▶ **TASK ITEM**
Return every record below exactly as written.

Document page records:

- - - - - - -

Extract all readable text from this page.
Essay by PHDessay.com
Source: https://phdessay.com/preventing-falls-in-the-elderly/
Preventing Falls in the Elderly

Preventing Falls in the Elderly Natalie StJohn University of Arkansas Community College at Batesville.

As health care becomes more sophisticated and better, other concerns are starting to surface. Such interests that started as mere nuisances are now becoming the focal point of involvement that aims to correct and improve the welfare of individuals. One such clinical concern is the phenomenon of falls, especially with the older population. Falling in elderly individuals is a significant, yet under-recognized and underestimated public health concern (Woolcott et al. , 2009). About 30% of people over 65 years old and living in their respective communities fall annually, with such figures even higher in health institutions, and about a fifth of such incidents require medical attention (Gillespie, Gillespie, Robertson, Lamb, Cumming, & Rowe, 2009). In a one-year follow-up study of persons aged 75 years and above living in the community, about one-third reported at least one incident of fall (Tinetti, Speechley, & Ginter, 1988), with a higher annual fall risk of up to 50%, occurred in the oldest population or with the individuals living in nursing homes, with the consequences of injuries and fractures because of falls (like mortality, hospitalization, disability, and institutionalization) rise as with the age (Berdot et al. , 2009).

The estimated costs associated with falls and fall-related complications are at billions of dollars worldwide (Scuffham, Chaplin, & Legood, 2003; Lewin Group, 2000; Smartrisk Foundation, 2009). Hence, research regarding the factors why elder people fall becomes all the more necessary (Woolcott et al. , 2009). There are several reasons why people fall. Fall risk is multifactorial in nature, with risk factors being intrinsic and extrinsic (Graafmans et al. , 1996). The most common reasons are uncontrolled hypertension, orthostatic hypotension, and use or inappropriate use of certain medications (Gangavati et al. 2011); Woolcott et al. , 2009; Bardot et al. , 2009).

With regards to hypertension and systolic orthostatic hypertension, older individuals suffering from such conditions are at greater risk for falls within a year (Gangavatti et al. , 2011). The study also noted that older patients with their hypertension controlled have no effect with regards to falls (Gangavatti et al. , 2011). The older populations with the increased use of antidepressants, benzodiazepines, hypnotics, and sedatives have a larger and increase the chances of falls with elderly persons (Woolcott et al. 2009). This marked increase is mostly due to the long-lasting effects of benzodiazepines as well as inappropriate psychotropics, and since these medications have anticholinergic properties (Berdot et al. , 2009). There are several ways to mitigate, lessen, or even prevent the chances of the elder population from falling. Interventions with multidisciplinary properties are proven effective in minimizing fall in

- - - - - - -

▶ **SOLUTION**
Extract all readable text from this page.
Essay by PHDessay.com
Source: https://phdessay.com/preventing-falls-in-the-elderly/
Preventing Falls in the Elderly

Preventing Falls in the Elderly Natalie StJohn University of Arkansas Community College at Batesville.

As health care becomes more sophisticated and better, other concerns are starting to surface. Such interests that started as mere nuisances are now becoming the focal point of involvement that aims to correct and improve the welfare of individuals. One such clinical concern is the phenomenon of falls, especially with the older population. Falling in elderly individuals is a significant, yet under-recognized and underestimated public health concern (Woolcott et al. , 2009). About 30% of people over 65 years old and living in their respective communities fall annually, with such figures even higher in health institutions, and about a fifth of such incidents require medical attention (Gillespie, Gillespie, Robertson, Lamb, Cumming, & Rowe, 2009). In a one-year follow-up study of persons aged 75 years and above living in the community, about one-third reported at least one incident of fall (Tinetti, Speechley, & Ginter, 1988), with a higher annual fall risk of up to 50%, occurred in the oldest population or with the individuals living in nursing homes, with the consequences of injuries and fractures because of falls (like mortality, hospitalization, disability, and institutionalization) rise as with the age (Berdot et al. , 2009).

The estimated costs associated with falls and fall-related complications are at billions of dollars worldwide (Scuffham, Chaplin, & Legood, 2003; Lewin Group, 2000; Smartrisk Foundation, 2009). Hence, research regarding the factors why elder people fall becomes all the more necessary (Woolcott et al. , 2009). There are several reasons why people fall. Fall risk is multifactorial in nature, with risk factors being intrinsic and extrinsic (Graafmans et al. , 1996). The most common reasons are uncontrolled hypertension, orthostatic hypotension, and use or inappropriate use of certain medications (Gangavati et al. 2011); Woolcott et al. , 2009; Bardot et al. , 2009).

With regards to hypertension and systolic orthostatic hypertension, older individuals suffering from such conditions are at greater risk for falls within a year (Gangavatti et al. , 2011). The study also noted that older patients with their hypertension controlled have no effect with regards to falls (Gangavatti et al. , 2011). The older populations with the increased use of antidepressants, benzodiazepines, hypnotics, and sedatives have a larger and increase the chances of falls with elderly persons (Woolcott et al. 2009). This marked increase is mostly due to the long-lasting effects of benzodiazepines as well as inappropriate psychotropics, and since these medications have anticholinergic properties (Berdot et al. , 2009). There are several ways to mitigate, lessen, or even prevent the chances of the elder population from falling. Interventions with multidisciplinary properties are proven effective in minimizing fall in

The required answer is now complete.